Short problem: Select all lines holding the word "desc" from the entries that follow.

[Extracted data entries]
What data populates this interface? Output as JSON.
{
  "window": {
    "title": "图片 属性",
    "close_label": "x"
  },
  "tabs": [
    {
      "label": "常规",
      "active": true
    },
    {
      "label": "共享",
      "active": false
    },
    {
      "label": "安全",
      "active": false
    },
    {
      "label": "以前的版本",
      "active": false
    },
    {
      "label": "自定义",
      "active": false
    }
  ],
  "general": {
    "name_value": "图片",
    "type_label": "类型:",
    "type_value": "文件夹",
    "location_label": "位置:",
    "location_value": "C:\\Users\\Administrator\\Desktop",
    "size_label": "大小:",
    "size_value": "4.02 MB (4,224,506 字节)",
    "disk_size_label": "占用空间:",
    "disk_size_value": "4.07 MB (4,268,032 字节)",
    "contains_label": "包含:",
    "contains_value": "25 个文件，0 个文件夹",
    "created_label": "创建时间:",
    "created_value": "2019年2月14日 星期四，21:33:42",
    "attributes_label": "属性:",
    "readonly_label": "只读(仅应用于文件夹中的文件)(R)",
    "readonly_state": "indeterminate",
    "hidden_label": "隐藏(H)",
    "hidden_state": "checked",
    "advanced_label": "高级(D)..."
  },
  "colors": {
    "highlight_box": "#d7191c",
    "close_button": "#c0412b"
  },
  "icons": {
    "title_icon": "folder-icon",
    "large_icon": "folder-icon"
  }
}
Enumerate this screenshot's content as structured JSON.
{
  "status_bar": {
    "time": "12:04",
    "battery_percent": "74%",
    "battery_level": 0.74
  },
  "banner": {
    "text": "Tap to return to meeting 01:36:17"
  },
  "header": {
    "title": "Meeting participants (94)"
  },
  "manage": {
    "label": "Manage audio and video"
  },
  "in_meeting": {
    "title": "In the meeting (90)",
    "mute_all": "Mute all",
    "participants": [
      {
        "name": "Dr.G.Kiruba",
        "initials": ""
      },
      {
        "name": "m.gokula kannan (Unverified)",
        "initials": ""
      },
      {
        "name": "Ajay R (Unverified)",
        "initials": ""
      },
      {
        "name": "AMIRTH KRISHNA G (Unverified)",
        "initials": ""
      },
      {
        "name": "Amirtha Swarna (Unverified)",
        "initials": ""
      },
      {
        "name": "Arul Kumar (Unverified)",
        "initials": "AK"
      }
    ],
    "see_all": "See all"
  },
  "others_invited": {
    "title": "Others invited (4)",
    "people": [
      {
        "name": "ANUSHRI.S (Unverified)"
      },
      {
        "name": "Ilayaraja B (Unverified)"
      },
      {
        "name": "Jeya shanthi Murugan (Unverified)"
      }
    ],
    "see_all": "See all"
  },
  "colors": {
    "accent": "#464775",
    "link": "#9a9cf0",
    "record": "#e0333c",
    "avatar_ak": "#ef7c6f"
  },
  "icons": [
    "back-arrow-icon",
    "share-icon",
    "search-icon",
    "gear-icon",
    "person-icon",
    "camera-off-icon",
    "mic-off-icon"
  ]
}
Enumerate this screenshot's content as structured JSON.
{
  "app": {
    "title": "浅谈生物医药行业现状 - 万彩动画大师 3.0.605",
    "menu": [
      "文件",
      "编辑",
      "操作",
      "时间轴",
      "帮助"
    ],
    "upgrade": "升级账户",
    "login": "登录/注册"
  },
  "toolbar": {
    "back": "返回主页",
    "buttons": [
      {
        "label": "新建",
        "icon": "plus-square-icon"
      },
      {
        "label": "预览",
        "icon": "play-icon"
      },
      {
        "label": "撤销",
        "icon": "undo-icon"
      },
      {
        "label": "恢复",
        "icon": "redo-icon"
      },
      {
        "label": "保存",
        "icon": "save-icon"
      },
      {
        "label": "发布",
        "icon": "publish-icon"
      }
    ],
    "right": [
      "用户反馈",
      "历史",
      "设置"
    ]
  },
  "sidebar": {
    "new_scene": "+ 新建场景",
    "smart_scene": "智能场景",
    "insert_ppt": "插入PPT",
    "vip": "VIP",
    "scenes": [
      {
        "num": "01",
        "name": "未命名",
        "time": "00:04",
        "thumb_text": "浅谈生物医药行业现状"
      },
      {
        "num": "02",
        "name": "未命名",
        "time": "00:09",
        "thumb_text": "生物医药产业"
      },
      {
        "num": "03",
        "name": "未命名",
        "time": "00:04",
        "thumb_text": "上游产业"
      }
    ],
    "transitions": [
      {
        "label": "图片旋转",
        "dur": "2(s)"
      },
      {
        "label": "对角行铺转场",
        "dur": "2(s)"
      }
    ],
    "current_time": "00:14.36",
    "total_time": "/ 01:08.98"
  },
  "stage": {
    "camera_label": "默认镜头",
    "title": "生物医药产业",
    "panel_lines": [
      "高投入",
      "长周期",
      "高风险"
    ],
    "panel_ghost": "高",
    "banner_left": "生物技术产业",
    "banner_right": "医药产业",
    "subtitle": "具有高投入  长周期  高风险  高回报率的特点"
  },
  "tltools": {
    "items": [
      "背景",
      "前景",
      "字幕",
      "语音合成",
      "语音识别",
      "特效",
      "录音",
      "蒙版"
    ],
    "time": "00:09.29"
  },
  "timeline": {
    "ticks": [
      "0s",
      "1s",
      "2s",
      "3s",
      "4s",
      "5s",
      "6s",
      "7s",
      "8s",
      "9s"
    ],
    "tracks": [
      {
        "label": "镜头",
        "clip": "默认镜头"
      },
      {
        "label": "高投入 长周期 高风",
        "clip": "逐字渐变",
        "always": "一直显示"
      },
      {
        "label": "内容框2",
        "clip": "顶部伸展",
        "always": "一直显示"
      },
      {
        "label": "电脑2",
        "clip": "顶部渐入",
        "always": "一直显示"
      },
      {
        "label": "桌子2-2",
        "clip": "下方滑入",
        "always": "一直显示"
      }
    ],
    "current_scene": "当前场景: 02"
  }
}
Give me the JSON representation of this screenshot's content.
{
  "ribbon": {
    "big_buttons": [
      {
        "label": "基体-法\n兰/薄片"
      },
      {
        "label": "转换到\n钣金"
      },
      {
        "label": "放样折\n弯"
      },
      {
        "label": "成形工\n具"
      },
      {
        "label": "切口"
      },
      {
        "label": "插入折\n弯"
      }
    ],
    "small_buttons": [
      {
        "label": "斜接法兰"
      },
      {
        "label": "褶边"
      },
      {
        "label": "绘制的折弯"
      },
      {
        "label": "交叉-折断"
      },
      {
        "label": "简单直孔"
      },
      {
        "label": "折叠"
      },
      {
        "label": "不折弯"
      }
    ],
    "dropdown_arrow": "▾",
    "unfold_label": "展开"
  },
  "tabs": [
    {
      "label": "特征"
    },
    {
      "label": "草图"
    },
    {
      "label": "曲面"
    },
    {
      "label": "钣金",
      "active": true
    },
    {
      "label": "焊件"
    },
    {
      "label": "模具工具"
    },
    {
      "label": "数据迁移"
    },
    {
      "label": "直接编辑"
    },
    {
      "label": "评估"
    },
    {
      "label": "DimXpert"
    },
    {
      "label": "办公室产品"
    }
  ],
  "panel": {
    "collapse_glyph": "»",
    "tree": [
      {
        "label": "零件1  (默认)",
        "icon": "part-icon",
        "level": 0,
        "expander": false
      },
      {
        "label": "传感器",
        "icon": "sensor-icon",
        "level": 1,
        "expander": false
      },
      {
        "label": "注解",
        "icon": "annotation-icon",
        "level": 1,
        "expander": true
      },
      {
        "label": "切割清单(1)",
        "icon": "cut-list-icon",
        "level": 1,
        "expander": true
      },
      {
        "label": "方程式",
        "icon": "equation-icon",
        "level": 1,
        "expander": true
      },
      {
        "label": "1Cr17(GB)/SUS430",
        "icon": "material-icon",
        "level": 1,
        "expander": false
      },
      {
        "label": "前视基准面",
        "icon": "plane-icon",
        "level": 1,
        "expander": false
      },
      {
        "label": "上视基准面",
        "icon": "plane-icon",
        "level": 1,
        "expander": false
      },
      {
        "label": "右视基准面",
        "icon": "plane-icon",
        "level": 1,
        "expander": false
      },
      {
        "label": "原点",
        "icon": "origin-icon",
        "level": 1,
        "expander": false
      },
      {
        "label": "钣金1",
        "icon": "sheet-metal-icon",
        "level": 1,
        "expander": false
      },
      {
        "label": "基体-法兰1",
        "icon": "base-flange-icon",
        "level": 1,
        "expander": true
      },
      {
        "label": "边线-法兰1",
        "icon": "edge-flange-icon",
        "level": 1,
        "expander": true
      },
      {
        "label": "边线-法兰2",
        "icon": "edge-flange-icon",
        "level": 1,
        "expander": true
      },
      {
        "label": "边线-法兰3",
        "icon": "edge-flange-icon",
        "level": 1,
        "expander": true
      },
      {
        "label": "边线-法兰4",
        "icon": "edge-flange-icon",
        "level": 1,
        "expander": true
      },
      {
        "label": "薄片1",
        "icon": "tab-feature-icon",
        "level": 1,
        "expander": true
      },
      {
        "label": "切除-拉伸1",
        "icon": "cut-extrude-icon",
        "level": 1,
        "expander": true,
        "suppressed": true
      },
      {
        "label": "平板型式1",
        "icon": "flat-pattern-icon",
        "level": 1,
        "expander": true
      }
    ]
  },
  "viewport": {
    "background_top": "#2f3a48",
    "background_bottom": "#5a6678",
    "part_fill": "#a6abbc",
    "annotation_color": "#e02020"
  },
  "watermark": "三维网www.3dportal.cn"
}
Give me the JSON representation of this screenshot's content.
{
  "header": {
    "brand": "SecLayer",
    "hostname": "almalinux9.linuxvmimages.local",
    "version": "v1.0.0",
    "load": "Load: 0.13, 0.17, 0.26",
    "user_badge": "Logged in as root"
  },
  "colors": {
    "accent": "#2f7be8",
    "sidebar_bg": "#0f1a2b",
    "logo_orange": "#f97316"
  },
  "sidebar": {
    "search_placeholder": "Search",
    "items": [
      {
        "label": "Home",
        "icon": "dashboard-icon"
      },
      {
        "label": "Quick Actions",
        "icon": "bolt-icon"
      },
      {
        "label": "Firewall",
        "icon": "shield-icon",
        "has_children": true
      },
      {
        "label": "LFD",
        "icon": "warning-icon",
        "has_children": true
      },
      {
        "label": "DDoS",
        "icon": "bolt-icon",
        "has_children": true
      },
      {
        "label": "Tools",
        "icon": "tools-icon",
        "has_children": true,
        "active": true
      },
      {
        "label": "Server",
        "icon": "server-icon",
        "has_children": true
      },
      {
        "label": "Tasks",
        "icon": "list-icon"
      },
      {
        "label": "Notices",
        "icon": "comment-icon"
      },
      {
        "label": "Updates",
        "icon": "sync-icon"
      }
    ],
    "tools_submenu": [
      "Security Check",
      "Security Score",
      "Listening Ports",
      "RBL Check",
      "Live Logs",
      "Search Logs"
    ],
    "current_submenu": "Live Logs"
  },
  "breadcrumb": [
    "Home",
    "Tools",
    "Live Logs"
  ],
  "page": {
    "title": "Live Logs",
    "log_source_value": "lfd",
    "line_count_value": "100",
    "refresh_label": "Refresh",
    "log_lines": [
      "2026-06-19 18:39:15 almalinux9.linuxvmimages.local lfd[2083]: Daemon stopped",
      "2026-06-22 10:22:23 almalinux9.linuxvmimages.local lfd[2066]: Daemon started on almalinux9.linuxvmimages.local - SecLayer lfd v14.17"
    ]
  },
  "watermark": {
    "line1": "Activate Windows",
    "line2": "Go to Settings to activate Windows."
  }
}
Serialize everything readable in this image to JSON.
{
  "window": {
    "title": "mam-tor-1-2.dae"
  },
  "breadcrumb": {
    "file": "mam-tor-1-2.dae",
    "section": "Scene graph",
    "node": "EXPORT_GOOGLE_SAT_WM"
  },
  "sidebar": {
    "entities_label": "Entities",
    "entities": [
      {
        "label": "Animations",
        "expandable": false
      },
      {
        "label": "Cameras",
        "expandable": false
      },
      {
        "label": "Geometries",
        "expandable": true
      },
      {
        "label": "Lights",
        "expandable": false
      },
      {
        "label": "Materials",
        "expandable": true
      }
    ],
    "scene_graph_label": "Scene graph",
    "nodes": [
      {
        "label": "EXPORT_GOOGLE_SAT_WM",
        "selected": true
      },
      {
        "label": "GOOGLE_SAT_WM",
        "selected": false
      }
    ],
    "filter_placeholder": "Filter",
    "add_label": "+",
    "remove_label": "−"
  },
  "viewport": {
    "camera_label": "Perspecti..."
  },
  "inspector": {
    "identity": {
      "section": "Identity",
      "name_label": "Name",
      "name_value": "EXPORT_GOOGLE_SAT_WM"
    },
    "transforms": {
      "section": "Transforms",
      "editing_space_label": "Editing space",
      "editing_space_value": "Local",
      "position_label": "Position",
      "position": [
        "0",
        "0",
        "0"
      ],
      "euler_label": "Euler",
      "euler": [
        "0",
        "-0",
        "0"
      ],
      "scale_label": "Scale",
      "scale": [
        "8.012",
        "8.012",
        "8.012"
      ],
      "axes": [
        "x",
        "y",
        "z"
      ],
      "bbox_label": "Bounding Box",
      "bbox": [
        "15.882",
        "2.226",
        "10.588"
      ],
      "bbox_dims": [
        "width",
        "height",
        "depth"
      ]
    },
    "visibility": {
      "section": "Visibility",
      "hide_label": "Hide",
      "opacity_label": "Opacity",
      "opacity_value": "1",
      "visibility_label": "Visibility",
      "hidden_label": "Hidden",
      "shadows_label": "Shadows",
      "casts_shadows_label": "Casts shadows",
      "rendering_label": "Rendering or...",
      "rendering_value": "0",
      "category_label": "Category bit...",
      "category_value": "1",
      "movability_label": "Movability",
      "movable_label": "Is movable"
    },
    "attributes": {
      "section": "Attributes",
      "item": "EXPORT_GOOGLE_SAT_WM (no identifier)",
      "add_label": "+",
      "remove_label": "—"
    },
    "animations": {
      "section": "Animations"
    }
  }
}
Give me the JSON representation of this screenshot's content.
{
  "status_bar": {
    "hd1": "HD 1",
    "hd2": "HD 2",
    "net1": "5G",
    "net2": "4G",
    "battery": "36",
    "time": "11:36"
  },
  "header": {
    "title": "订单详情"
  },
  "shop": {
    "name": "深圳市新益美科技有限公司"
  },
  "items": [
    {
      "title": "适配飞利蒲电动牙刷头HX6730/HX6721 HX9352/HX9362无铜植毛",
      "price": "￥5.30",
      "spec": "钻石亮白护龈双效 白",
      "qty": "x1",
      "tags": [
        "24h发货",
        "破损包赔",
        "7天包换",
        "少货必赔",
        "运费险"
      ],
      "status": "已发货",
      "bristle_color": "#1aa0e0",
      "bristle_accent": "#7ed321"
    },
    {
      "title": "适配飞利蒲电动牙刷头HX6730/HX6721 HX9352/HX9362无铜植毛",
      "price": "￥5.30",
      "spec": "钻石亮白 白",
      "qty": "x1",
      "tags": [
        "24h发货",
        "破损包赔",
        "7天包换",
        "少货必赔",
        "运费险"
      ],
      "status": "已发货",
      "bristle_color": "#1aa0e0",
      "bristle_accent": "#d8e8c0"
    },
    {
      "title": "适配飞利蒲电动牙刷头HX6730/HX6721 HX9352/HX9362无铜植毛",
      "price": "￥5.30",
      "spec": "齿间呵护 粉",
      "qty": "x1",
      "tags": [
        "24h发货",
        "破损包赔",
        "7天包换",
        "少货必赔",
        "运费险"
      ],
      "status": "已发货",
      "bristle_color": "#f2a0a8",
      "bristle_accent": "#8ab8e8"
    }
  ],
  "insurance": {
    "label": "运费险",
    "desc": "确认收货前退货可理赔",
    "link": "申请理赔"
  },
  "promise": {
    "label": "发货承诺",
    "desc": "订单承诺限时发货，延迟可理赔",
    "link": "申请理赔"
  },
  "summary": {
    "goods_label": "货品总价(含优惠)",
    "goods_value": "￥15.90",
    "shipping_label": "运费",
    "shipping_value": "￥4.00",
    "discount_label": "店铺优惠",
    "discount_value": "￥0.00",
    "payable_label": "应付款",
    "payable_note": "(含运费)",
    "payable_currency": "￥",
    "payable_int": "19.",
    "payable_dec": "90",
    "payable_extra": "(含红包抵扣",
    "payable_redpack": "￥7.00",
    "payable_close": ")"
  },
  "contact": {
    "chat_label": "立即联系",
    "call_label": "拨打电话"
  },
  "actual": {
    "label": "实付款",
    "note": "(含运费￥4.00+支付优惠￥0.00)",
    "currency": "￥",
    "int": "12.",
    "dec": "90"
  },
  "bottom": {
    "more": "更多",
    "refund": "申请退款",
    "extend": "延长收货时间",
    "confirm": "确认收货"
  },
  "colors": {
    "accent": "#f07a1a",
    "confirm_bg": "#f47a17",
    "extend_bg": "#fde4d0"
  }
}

Output of the exercise:
    "desc": "确认收货前退货可理赔",
    "desc": "订单承诺限时发货，延迟可理赔",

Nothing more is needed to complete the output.